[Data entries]
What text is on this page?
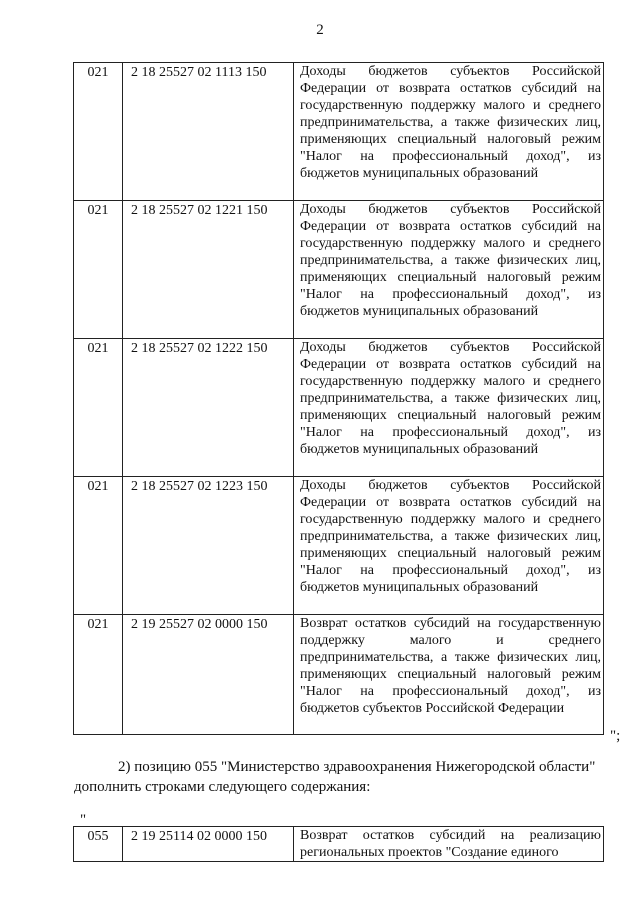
2
021	2 18 25527 02 1113 150	Доходы бюджетов субъектов Российской Федерации от возврата остатков субсидий на государственную поддержку малого и среднего предпринимательства, а также физических лиц, применяющих специальный налоговый режим "Налог на профессиональный доход", из бюджетов муниципальных образований

021	2 18 25527 02 1221 150	Доходы бюджетов субъектов Российской Федерации от возврата остатков субсидий на государственную поддержку малого и среднего предпринимательства, а также физических лиц, применяющих специальный налоговый режим "Налог на профессиональный доход", из бюджетов муниципальных образований

021	2 18 25527 02 1222 150	Доходы бюджетов субъектов Российской Федерации от возврата остатков субсидий на государственную поддержку малого и среднего предпринимательства, а также физических лиц, применяющих специальный налоговый режим "Налог на профессиональный доход", из бюджетов муниципальных образований

021	2 18 25527 02 1223 150	Доходы бюджетов субъектов Российской Федерации от возврата остатков субсидий на государственную поддержку малого и среднего предпринимательства, а также физических лиц, применяющих специальный налоговый режим "Налог на профессиональный доход", из бюджетов муниципальных образований

021	2 19 25527 02 0000 150	Возврат остатков субсидий на государственную поддержку малого и среднего предпринимательства, а также физических лиц, применяющих специальный налоговый режим "Налог на профессиональный доход", из бюджетов субъектов Российской Федерации
";
2) позицию 055 "Министерство здравоохранения Нижегородской области"
дополнить строками следующего содержания:
"
055	2 19 25114 02 0000 150	Возврат остатков субсидий на реализацию региональных проектов "Создание единого
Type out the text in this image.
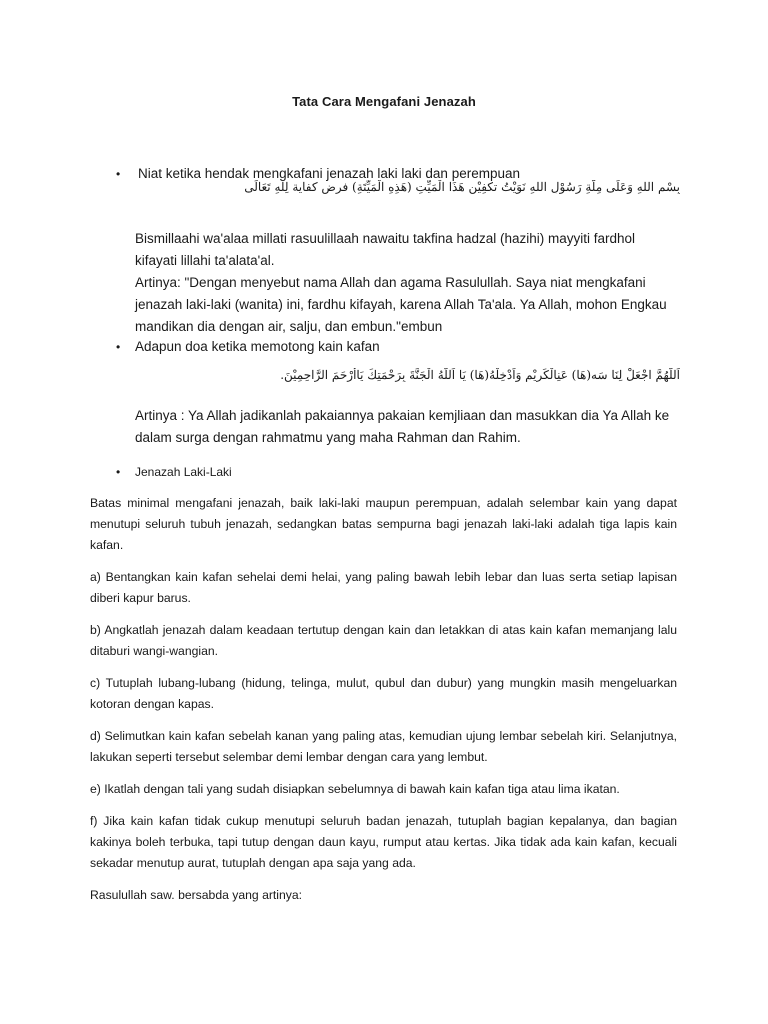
Tata Cara Mengafani Jenazah
• Niat ketika hendak mengkafani jenazah laki laki dan perempuan
بِسْمِ اللهِ وَعَلَى مِلَّةِ رَسُوْلِ اللهِ نَوَيْتُ تكفِيْن هَذَا الْمَيِّتِ (هَذِهِ الْمَيِّتَةِ) فرض كفاية لِلهِ تَعَالَى
Bismillaahi wa'alaa millati rasuulillaah nawaitu takfina hadzal (hazihi) mayyiti fardhol kifayati lillahi ta'alata'al.
Artinya: "Dengan menyebut nama Allah dan agama Rasulullah. Saya niat mengkafani jenazah laki-laki (wanita) ini, fardhu kifayah, karena Allah Ta'ala. Ya Allah, mohon Engkau mandikan dia dengan air, salju, dan embun."embun
• Adapun doa ketika memotong kain kafan
اَللَّهُمَّ اجْعَلْ لِنَا سَه(هَا) عَنِالْكَرِيْمِ وَاَدْخِلْهُ(هَا) يَا اَللَّهُ الْجَنَّةَ بِرَحْمَتِكَ يَاأَرْحَمَ الرَّاحِمِيْنَ.
Artinya : Ya Allah jadikanlah pakaiannya pakaian kemjliaan dan masukkan dia Ya Allah ke dalam surga dengan rahmatmu yang maha Rahman dan Rahim.
• Jenazah Laki-Laki
Batas minimal mengafani jenazah, baik laki-laki maupun perempuan, adalah selembar kain yang dapat menutupi seluruh tubuh jenazah, sedangkan batas sempurna bagi jenazah laki-laki adalah tiga lapis kain kafan.
a) Bentangkan kain kafan sehelai demi helai, yang paling bawah lebih lebar dan luas serta setiap lapisan diberi kapur barus.
b) Angkatlah jenazah dalam keadaan tertutup dengan kain dan letakkan di atas kain kafan memanjang lalu ditaburi wangi-wangian.
c) Tutuplah lubang-lubang (hidung, telinga, mulut, qubul dan dubur) yang mungkin masih mengeluarkan kotoran dengan kapas.
d) Selimutkan kain kafan sebelah kanan yang paling atas, kemudian ujung lembar sebelah kiri. Selanjutnya, lakukan seperti tersebut selembar demi lembar dengan cara yang lembut.
e) Ikatlah dengan tali yang sudah disiapkan sebelumnya di bawah kain kafan tiga atau lima ikatan.
f) Jika kain kafan tidak cukup menutupi seluruh badan jenazah, tutuplah bagian kepalanya, dan bagian kakinya boleh terbuka, tapi tutup dengan daun kayu, rumput atau kertas. Jika tidak ada kain kafan, kecuali sekadar menutup aurat, tutuplah dengan apa saja yang ada.
Rasulullah saw. bersabda yang artinya:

Problem requirements —
Every line in the data that holds "demi" should be copied out.

Solution to this exercise —
a) Bentangkan kain kafan sehelai demi helai, yang paling bawah lebih lebar dan luas serta setiap lapisan diberi kapur barus.
d) Selimutkan kain kafan sebelah kanan yang paling atas, kemudian ujung lembar sebelah kiri. Selanjutnya, lakukan seperti tersebut selembar demi lembar dengan cara yang lembut.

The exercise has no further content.